# WHAT IS NEEDED
Your task is to transcribe all of the data below exactly, omitting the images.

Collected data entries:
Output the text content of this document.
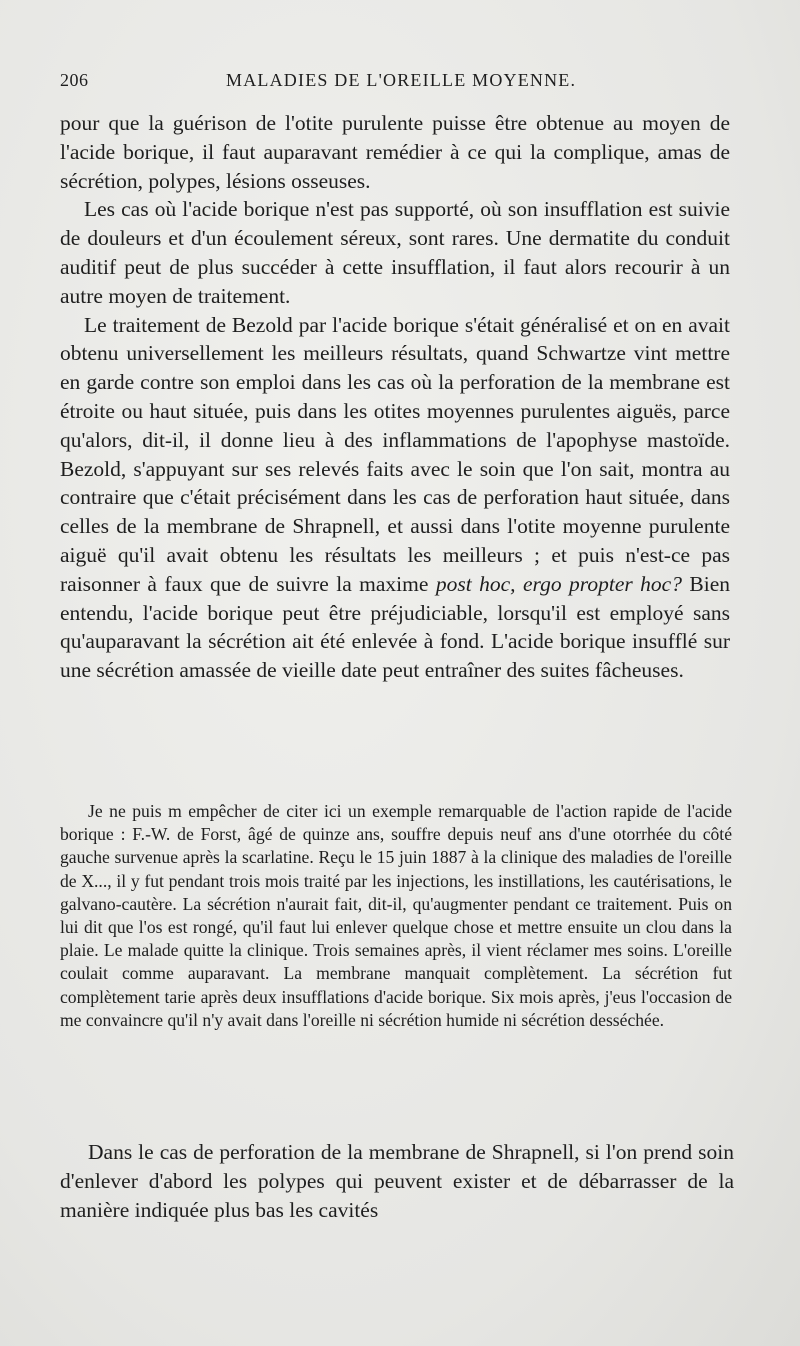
206	MALADIES DE L'OREILLE MOYENNE.

pour que la guérison de l'otite purulente puisse être obtenue au moyen de l'acide borique, il faut auparavant remédier à ce qui la complique, amas de sécrétion, polypes, lésions osseuses.

Les cas où l'acide borique n'est pas supporté, où son insufflation est suivie de douleurs et d'un écoulement séreux, sont rares. Une dermatite du conduit auditif peut de plus succéder à cette insufflation, il faut alors recourir à un autre moyen de traitement.

Le traitement de Bezold par l'acide borique s'était généralisé et on en avait obtenu universellement les meilleurs résultats, quand Schwartze vint mettre en garde contre son emploi dans les cas où la perforation de la membrane est étroite ou haut située, puis dans les otites moyennes purulentes aiguës, parce qu'alors, dit-il, il donne lieu à des inflammations de l'apophyse mastoïde. Bezold, s'appuyant sur ses relevés faits avec le soin que l'on sait, montra au contraire que c'était précisément dans les cas de perforation haut située, dans celles de la membrane de Shrapnell, et aussi dans l'otite moyenne purulente aiguë qu'il avait obtenu les résultats les meilleurs ; et puis n'est-ce pas raisonner à faux que de suivre la maxime post hoc, ergo propter hoc? Bien entendu, l'acide borique peut être préjudiciable, lorsqu'il est employé sans qu'auparavant la sécrétion ait été enlevée à fond. L'acide borique insufflé sur une sécrétion amassée de vieille date peut entraîner des suites fâcheuses.

Je ne puis m empêcher de citer ici un exemple remarquable de l'action rapide de l'acide borique : F.-W. de Forst, âgé de quinze ans, souffre depuis neuf ans d'une otorrhée du côté gauche survenue après la scarlatine. Reçu le 15 juin 1887 à la clinique des maladies de l'oreille de X..., il y fut pendant trois mois traité par les injections, les instillations, les cautérisations, le galvano-cautère. La sécrétion n'aurait fait, dit-il, qu'augmenter pendant ce traitement. Puis on lui dit que l'os est rongé, qu'il faut lui enlever quelque chose et mettre ensuite un clou dans la plaie. Le malade quitte la clinique. Trois semaines après, il vient réclamer mes soins. L'oreille coulait comme auparavant. La membrane manquait complètement. La sécrétion fut complètement tarie après deux insufflations d'acide borique. Six mois après, j'eus l'occasion de me convaincre qu'il n'y avait dans l'oreille ni sécrétion humide ni sécrétion desséchée.

Dans le cas de perforation de la membrane de Shrapnell, si l'on prend soin d'enlever d'abord les polypes qui peuvent exister et de débarrasser de la manière indiquée plus bas les cavités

# COMPLETED TASK
Output the text content of this document.
206	MALADIES DE L'OREILLE MOYENNE.

pour que la guérison de l'otite purulente puisse être obtenue au moyen de l'acide borique, il faut auparavant remédier à ce qui la complique, amas de sécrétion, polypes, lésions osseuses.

Les cas où l'acide borique n'est pas supporté, où son insufflation est suivie de douleurs et d'un écoulement séreux, sont rares. Une dermatite du conduit auditif peut de plus succéder à cette insufflation, il faut alors recourir à un autre moyen de traitement.

Le traitement de Bezold par l'acide borique s'était généralisé et on en avait obtenu universellement les meilleurs résultats, quand Schwartze vint mettre en garde contre son emploi dans les cas où la perforation de la membrane est étroite ou haut située, puis dans les otites moyennes purulentes aiguës, parce qu'alors, dit-il, il donne lieu à des inflammations de l'apophyse mastoïde. Bezold, s'appuyant sur ses relevés faits avec le soin que l'on sait, montra au contraire que c'était précisément dans les cas de perforation haut située, dans celles de la membrane de Shrapnell, et aussi dans l'otite moyenne purulente aiguë qu'il avait obtenu les résultats les meilleurs ; et puis n'est-ce pas raisonner à faux que de suivre la maxime post hoc, ergo propter hoc? Bien entendu, l'acide borique peut être préjudiciable, lorsqu'il est employé sans qu'auparavant la sécrétion ait été enlevée à fond. L'acide borique insufflé sur une sécrétion amassée de vieille date peut entraîner des suites fâcheuses.

Je ne puis m empêcher de citer ici un exemple remarquable de l'action rapide de l'acide borique : F.-W. de Forst, âgé de quinze ans, souffre depuis neuf ans d'une otorrhée du côté gauche survenue après la scarlatine. Reçu le 15 juin 1887 à la clinique des maladies de l'oreille de X..., il y fut pendant trois mois traité par les injections, les instillations, les cautérisations, le galvano-cautère. La sécrétion n'aurait fait, dit-il, qu'augmenter pendant ce traitement. Puis on lui dit que l'os est rongé, qu'il faut lui enlever quelque chose et mettre ensuite un clou dans la plaie. Le malade quitte la clinique. Trois semaines après, il vient réclamer mes soins. L'oreille coulait comme auparavant. La membrane manquait complètement. La sécrétion fut complètement tarie après deux insufflations d'acide borique. Six mois après, j'eus l'occasion de me convaincre qu'il n'y avait dans l'oreille ni sécrétion humide ni sécrétion desséchée.

Dans le cas de perforation de la membrane de Shrapnell, si l'on prend soin d'enlever d'abord les polypes qui peuvent exister et de débarrasser de la manière indiquée plus bas les cavités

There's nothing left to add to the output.